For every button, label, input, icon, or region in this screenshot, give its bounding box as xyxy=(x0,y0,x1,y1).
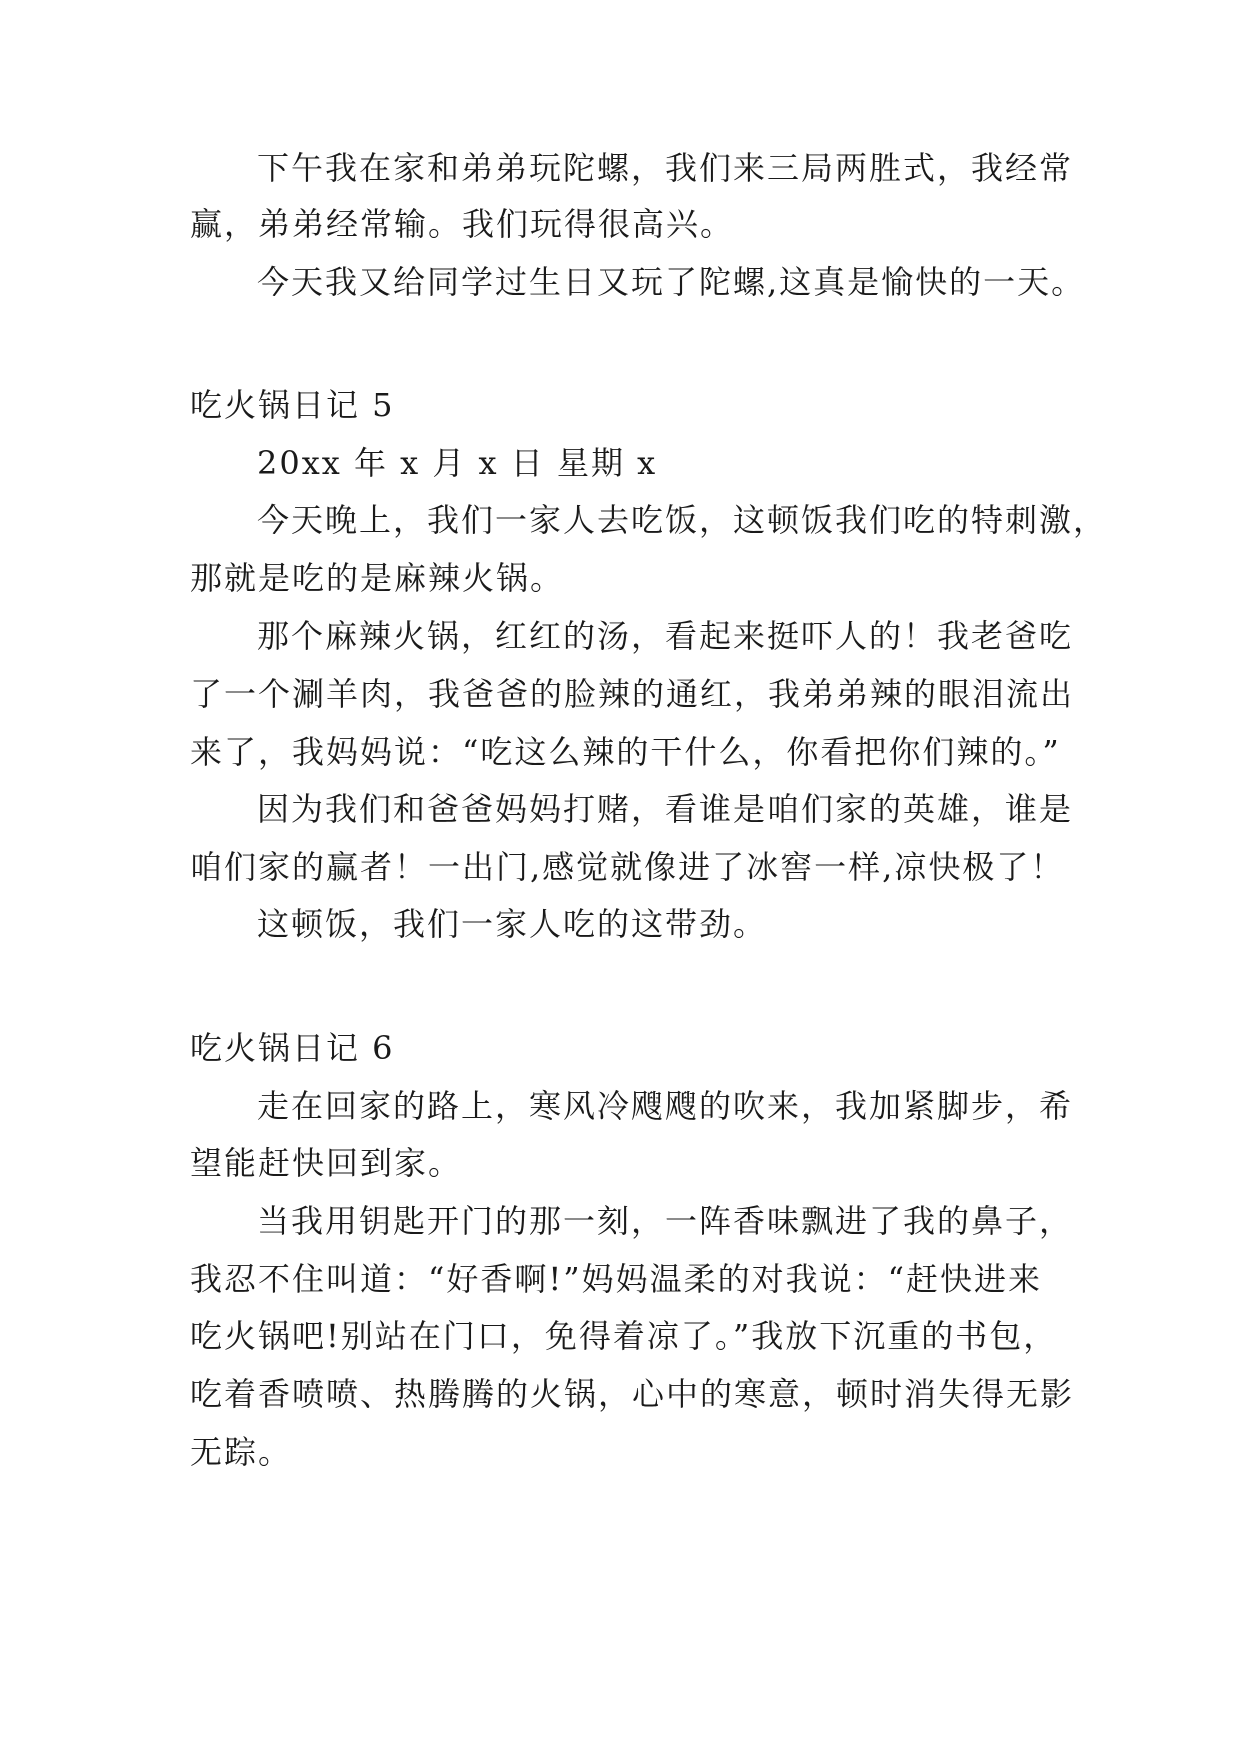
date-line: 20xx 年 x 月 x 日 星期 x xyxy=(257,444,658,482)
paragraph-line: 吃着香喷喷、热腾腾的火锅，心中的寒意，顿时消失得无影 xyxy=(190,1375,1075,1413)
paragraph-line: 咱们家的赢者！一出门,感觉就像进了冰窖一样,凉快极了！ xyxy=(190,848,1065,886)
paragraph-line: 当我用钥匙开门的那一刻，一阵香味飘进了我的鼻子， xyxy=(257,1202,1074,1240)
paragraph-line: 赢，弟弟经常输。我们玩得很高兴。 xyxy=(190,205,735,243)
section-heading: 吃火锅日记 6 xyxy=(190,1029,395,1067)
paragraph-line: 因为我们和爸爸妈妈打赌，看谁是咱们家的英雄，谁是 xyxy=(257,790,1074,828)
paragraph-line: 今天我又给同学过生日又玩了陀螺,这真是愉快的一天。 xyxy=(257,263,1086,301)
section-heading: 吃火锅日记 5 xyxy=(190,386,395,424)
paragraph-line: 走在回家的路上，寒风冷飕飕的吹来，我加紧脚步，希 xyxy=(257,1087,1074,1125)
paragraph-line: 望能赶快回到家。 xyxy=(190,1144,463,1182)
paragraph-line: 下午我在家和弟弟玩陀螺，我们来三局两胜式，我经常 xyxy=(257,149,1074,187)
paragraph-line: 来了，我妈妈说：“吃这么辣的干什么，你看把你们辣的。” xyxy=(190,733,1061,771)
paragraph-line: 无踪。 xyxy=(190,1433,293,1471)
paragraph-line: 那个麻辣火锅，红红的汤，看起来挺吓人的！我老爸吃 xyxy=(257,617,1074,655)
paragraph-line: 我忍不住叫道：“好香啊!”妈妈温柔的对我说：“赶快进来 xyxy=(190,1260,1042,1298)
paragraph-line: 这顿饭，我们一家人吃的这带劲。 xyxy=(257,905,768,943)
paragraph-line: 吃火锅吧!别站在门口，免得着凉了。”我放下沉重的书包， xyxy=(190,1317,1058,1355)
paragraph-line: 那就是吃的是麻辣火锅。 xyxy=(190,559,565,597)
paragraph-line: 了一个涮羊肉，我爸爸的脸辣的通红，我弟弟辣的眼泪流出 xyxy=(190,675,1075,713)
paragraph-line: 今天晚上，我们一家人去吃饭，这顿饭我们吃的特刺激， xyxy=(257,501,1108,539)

> Exercise goal
Rewrite all the rows above, swapping each "paragraph-line" for "text-line" and leaving everything else as it is. Omit the pictures.

> Solution for this problem
For every button, label, input, icon, or region in this screenshot, give its bounding box as xyxy=(x0,y0,x1,y1).
date-line: 20xx 年 x 月 x 日 星期 x xyxy=(257,444,658,482)
text-line: 吃着香喷喷、热腾腾的火锅，心中的寒意，顿时消失得无影 xyxy=(190,1375,1075,1413)
text-line: 咱们家的赢者！一出门,感觉就像进了冰窖一样,凉快极了！ xyxy=(190,848,1065,886)
text-line: 当我用钥匙开门的那一刻，一阵香味飘进了我的鼻子， xyxy=(257,1202,1074,1240)
text-line: 赢，弟弟经常输。我们玩得很高兴。 xyxy=(190,205,735,243)
section-heading: 吃火锅日记 6 xyxy=(190,1029,395,1067)
text-line: 因为我们和爸爸妈妈打赌，看谁是咱们家的英雄，谁是 xyxy=(257,790,1074,828)
text-line: 今天我又给同学过生日又玩了陀螺,这真是愉快的一天。 xyxy=(257,263,1086,301)
section-heading: 吃火锅日记 5 xyxy=(190,386,395,424)
text-line: 走在回家的路上，寒风冷飕飕的吹来，我加紧脚步，希 xyxy=(257,1087,1074,1125)
text-line: 望能赶快回到家。 xyxy=(190,1144,463,1182)
text-line: 下午我在家和弟弟玩陀螺，我们来三局两胜式，我经常 xyxy=(257,149,1074,187)
text-line: 来了，我妈妈说：“吃这么辣的干什么，你看把你们辣的。” xyxy=(190,733,1061,771)
text-line: 无踪。 xyxy=(190,1433,293,1471)
text-line: 那个麻辣火锅，红红的汤，看起来挺吓人的！我老爸吃 xyxy=(257,617,1074,655)
text-line: 我忍不住叫道：“好香啊!”妈妈温柔的对我说：“赶快进来 xyxy=(190,1260,1042,1298)
text-line: 这顿饭，我们一家人吃的这带劲。 xyxy=(257,905,768,943)
text-line: 吃火锅吧!别站在门口，免得着凉了。”我放下沉重的书包， xyxy=(190,1317,1058,1355)
text-line: 那就是吃的是麻辣火锅。 xyxy=(190,559,565,597)
text-line: 了一个涮羊肉，我爸爸的脸辣的通红，我弟弟辣的眼泪流出 xyxy=(190,675,1075,713)
text-line: 今天晚上，我们一家人去吃饭，这顿饭我们吃的特刺激， xyxy=(257,501,1108,539)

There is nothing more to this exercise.